(Entries taken from a collection)
-- Begin --

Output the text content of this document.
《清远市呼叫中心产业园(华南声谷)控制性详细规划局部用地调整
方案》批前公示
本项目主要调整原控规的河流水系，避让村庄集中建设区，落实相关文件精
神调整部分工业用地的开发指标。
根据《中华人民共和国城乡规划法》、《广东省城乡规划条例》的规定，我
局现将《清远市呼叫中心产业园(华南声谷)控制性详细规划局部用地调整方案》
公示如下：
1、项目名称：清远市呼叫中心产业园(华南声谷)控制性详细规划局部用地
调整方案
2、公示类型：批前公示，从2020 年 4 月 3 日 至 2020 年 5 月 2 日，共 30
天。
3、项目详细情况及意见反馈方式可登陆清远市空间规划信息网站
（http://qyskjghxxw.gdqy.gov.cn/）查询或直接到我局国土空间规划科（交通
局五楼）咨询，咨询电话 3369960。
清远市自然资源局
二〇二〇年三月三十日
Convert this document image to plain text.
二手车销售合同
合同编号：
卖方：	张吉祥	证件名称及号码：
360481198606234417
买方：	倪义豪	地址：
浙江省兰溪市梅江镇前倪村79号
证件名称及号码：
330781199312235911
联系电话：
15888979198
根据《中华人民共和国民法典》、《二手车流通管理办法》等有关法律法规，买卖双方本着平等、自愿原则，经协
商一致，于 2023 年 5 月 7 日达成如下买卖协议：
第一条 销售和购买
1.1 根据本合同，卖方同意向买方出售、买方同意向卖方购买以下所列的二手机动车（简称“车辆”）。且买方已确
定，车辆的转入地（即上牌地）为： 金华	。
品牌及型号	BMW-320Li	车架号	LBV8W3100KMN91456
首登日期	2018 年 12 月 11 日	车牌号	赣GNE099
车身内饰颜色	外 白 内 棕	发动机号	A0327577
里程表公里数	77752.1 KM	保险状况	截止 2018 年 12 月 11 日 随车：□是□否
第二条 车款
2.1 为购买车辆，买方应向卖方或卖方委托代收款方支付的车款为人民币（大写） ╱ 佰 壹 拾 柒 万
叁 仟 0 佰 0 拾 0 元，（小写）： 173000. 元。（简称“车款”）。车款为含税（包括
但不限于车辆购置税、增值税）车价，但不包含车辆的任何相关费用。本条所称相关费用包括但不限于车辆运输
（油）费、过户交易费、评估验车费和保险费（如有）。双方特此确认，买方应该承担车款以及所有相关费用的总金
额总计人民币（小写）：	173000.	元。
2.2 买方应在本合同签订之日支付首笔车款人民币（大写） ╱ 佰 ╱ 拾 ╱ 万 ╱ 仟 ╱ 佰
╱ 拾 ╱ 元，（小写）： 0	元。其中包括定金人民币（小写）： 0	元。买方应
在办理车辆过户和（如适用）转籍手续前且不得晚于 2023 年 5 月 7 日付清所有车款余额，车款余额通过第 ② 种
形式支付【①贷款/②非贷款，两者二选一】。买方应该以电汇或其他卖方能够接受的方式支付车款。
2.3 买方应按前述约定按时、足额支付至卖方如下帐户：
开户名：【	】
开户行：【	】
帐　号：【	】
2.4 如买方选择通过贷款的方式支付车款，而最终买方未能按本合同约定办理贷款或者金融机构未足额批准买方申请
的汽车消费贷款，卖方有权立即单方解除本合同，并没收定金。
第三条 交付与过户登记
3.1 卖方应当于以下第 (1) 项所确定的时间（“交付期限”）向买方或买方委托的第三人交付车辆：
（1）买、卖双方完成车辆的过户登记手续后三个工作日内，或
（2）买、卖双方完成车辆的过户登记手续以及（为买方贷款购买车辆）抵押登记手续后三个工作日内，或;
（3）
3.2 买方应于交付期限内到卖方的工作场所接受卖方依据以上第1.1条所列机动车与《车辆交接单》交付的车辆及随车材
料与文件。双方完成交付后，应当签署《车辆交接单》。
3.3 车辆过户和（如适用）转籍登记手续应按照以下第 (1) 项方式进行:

-- End --

TASK
Take the listing above and set it down exactly.

EXPECTED ANSWER
Output the text content of this document.
《清远市呼叫中心产业园(华南声谷)控制性详细规划局部用地调整
方案》批前公示
本项目主要调整原控规的河流水系，避让村庄集中建设区，落实相关文件精
神调整部分工业用地的开发指标。
根据《中华人民共和国城乡规划法》、《广东省城乡规划条例》的规定，我
局现将《清远市呼叫中心产业园(华南声谷)控制性详细规划局部用地调整方案》
公示如下：
1、项目名称：清远市呼叫中心产业园(华南声谷)控制性详细规划局部用地
调整方案
2、公示类型：批前公示，从2020 年 4 月 3 日 至 2020 年 5 月 2 日，共 30
天。
3、项目详细情况及意见反馈方式可登陆清远市空间规划信息网站
（http://qyskjghxxw.gdqy.gov.cn/）查询或直接到我局国土空间规划科（交通
局五楼）咨询，咨询电话 3369960。
清远市自然资源局
二〇二〇年三月三十日
Convert this document image to plain text.
二手车销售合同
合同编号：
卖方：	张吉祥	证件名称及号码：
360481198606234417
买方：	倪义豪	地址：
浙江省兰溪市梅江镇前倪村79号
证件名称及号码：
330781199312235911
联系电话：
15888979198
根据《中华人民共和国民法典》、《二手车流通管理办法》等有关法律法规，买卖双方本着平等、自愿原则，经协
商一致，于 2023 年 5 月 7 日达成如下买卖协议：
第一条 销售和购买
1.1 根据本合同，卖方同意向买方出售、买方同意向卖方购买以下所列的二手机动车（简称“车辆”）。且买方已确
定，车辆的转入地（即上牌地）为： 金华	。
品牌及型号	BMW-320Li	车架号	LBV8W3100KMN91456
首登日期	2018 年 12 月 11 日	车牌号	赣GNE099
车身内饰颜色	外 白 内 棕	发动机号	A0327577
里程表公里数	77752.1 KM	保险状况	截止 2018 年 12 月 11 日 随车：□是□否
第二条 车款
2.1 为购买车辆，买方应向卖方或卖方委托代收款方支付的车款为人民币（大写） ╱ 佰 壹 拾 柒 万
叁 仟 0 佰 0 拾 0 元，（小写）： 173000. 元。（简称“车款”）。车款为含税（包括
但不限于车辆购置税、增值税）车价，但不包含车辆的任何相关费用。本条所称相关费用包括但不限于车辆运输
（油）费、过户交易费、评估验车费和保险费（如有）。双方特此确认，买方应该承担车款以及所有相关费用的总金
额总计人民币（小写）：	173000.	元。
2.2 买方应在本合同签订之日支付首笔车款人民币（大写） ╱ 佰 ╱ 拾 ╱ 万 ╱ 仟 ╱ 佰
╱ 拾 ╱ 元，（小写）： 0	元。其中包括定金人民币（小写）： 0	元。买方应
在办理车辆过户和（如适用）转籍手续前且不得晚于 2023 年 5 月 7 日付清所有车款余额，车款余额通过第 ② 种
形式支付【①贷款/②非贷款，两者二选一】。买方应该以电汇或其他卖方能够接受的方式支付车款。
2.3 买方应按前述约定按时、足额支付至卖方如下帐户：
开户名：【	】
开户行：【	】
帐　号：【	】
2.4 如买方选择通过贷款的方式支付车款，而最终买方未能按本合同约定办理贷款或者金融机构未足额批准买方申请
的汽车消费贷款，卖方有权立即单方解除本合同，并没收定金。
第三条 交付与过户登记
3.1 卖方应当于以下第 (1) 项所确定的时间（“交付期限”）向买方或买方委托的第三人交付车辆：
（1）买、卖双方完成车辆的过户登记手续后三个工作日内，或
（2）买、卖双方完成车辆的过户登记手续以及（为买方贷款购买车辆）抵押登记手续后三个工作日内，或;
（3）
3.2 买方应于交付期限内到卖方的工作场所接受卖方依据以上第1.1条所列机动车与《车辆交接单》交付的车辆及随车材
料与文件。双方完成交付后，应当签署《车辆交接单》。
3.3 车辆过户和（如适用）转籍登记手续应按照以下第 (1) 项方式进行:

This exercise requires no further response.